Set task:
Output the records from the first line up to and including the line containing "brand-logo-link[interactable]: Travel —" as a JSON list of strings, one string per line and with blank lines omitted.

Records shown:

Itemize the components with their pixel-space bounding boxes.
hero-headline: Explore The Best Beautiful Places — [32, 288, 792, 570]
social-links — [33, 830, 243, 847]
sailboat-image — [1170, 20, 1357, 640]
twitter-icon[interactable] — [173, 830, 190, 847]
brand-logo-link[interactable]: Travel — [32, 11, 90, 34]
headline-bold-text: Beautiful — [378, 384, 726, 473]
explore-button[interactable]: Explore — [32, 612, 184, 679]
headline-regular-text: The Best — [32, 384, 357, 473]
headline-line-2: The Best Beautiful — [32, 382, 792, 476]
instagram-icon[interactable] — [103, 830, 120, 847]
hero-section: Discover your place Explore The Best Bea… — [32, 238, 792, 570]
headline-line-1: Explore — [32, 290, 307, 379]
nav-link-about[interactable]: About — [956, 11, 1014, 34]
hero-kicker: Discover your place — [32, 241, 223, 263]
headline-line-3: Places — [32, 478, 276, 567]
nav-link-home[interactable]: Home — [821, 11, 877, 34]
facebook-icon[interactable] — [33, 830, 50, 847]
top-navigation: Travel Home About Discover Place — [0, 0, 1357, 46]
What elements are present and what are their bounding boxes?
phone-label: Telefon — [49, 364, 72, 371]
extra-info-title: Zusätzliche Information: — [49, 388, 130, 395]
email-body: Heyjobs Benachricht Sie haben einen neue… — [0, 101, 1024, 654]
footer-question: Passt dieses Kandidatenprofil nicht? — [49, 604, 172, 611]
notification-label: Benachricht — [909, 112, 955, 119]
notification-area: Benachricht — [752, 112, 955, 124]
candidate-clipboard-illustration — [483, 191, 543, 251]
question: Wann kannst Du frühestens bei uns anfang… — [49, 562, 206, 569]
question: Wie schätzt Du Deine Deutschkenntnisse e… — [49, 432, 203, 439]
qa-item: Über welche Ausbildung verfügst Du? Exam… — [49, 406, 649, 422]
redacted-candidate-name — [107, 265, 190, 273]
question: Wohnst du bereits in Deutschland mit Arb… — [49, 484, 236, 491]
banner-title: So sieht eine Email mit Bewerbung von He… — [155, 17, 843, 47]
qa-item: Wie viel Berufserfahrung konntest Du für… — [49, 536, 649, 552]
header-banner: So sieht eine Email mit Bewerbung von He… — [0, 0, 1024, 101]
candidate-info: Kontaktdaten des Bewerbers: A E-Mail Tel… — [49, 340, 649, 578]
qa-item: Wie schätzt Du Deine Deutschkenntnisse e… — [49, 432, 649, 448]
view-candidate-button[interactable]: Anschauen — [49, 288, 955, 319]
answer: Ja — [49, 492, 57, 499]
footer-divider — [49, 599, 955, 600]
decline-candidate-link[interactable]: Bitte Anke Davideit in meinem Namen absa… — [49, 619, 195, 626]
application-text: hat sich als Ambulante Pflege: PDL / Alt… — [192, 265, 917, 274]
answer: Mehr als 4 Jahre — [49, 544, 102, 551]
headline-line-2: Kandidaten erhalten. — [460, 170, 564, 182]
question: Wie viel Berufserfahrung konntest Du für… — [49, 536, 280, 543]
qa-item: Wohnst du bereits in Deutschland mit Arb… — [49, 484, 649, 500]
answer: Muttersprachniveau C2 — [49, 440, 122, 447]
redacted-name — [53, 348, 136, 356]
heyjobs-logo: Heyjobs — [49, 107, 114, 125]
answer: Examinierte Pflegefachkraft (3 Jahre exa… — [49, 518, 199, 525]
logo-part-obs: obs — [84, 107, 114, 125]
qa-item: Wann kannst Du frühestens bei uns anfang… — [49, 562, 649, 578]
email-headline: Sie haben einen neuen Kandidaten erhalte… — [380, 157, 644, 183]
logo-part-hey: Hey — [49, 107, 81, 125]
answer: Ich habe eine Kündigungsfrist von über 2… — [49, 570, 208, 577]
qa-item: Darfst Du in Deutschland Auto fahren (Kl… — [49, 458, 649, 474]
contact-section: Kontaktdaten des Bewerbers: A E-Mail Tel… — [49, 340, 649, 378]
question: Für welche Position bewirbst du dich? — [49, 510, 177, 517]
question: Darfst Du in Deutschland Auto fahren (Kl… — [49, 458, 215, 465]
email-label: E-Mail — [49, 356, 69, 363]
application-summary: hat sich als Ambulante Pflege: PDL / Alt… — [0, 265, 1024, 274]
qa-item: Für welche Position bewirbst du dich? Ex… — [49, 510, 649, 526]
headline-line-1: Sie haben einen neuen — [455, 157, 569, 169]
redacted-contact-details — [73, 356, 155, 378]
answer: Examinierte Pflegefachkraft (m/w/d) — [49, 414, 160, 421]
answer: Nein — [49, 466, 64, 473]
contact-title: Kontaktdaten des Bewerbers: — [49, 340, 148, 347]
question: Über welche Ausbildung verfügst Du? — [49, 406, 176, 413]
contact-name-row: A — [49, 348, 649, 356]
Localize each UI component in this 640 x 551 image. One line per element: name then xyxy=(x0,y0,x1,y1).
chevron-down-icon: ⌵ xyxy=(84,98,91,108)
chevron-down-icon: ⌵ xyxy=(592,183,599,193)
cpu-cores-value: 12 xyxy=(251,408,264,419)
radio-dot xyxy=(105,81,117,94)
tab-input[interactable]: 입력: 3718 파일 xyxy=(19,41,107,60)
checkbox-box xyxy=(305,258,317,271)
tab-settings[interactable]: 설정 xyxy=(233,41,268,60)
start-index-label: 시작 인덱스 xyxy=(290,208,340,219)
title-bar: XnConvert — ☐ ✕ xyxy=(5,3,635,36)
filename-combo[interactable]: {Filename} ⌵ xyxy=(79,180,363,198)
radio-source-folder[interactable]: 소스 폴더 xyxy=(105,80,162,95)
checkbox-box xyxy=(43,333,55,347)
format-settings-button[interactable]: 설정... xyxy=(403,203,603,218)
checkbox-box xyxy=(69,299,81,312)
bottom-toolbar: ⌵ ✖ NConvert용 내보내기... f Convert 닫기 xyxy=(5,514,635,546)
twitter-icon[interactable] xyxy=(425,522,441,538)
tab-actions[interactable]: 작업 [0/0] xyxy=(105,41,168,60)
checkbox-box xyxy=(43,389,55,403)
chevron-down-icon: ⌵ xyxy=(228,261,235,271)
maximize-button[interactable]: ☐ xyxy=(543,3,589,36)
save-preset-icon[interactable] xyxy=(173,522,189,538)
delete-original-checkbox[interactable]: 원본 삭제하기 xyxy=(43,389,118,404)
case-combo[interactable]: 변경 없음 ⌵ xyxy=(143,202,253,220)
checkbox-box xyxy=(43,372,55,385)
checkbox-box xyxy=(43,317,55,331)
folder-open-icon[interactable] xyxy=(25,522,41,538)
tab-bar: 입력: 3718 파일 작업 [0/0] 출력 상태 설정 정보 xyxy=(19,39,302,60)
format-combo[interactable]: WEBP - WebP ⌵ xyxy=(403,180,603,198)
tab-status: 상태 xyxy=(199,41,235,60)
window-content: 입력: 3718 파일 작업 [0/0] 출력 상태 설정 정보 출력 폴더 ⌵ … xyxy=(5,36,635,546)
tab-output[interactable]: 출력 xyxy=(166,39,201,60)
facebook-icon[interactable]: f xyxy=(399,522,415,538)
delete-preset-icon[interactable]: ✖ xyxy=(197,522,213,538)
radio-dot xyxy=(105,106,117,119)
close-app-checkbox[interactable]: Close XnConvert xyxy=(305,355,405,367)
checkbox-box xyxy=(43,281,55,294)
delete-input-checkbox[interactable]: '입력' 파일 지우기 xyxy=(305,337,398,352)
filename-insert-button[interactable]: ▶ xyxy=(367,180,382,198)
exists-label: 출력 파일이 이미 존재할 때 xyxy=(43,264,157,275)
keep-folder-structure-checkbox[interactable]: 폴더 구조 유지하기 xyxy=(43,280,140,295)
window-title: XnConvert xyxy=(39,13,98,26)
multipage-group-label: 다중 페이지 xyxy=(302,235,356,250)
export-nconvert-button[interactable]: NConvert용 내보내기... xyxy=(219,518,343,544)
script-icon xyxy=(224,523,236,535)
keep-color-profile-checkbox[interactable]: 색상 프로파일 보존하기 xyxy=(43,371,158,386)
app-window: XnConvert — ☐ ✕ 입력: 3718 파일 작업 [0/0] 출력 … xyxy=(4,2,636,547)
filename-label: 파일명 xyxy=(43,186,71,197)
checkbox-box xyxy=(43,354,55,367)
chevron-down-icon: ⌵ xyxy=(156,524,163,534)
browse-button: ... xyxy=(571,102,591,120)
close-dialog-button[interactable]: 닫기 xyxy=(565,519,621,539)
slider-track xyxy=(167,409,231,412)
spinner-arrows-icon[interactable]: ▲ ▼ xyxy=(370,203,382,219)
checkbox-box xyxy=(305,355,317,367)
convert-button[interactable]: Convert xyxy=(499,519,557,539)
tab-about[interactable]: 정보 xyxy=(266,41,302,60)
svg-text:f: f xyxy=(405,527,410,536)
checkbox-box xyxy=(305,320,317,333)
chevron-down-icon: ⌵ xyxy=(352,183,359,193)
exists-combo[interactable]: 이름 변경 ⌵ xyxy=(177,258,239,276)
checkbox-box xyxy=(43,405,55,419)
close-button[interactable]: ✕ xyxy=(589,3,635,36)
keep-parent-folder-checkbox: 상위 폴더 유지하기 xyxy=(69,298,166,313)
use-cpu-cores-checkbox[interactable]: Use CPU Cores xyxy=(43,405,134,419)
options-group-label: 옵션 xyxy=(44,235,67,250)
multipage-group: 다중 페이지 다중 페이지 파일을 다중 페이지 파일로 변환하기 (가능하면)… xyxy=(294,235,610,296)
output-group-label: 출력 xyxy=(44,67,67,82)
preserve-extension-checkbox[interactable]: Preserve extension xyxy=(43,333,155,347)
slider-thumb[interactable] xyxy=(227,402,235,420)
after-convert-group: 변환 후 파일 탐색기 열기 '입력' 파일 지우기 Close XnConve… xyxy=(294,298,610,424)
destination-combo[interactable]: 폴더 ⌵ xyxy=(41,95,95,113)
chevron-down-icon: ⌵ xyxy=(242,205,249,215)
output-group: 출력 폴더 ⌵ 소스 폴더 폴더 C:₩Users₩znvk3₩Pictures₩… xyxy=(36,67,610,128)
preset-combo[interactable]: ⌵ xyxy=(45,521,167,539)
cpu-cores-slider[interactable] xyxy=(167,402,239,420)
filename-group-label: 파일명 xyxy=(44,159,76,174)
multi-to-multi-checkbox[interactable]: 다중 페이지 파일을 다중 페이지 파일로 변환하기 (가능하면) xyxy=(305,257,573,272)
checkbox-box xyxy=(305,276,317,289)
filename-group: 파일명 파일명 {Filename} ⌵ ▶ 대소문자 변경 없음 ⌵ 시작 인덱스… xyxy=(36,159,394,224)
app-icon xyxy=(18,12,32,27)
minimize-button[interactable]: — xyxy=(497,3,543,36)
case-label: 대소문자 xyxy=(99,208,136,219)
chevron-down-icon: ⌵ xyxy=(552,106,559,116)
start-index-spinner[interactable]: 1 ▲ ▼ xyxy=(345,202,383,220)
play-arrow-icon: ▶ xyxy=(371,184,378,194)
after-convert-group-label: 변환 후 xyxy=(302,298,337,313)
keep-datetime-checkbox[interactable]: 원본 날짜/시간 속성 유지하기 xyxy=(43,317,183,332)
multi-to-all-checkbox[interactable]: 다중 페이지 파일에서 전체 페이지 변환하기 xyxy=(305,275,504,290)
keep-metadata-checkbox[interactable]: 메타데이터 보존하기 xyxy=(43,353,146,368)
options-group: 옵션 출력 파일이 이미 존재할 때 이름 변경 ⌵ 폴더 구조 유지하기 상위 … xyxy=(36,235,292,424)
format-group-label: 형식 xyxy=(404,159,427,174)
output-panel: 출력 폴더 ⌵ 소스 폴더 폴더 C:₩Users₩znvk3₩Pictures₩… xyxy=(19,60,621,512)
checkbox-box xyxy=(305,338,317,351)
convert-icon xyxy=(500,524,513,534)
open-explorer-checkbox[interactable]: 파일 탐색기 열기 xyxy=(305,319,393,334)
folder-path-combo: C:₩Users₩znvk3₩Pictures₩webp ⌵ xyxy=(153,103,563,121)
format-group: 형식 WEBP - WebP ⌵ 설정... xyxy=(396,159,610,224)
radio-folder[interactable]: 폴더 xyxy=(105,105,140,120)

Task solution:
[
  "Itemize the components with their pixel-space bounding boxes.",
  "hero-headline: Explore The Best Beautiful Places — [32, 288, 792, 570]",
  "social-links — [33, 830, 243, 847]",
  "sailboat-image — [1170, 20, 1357, 640]",
  "twitter-icon[interactable] — [173, 830, 190, 847]",
  "brand-logo-link[interactable]: Travel — [32, 11, 90, 34]"
]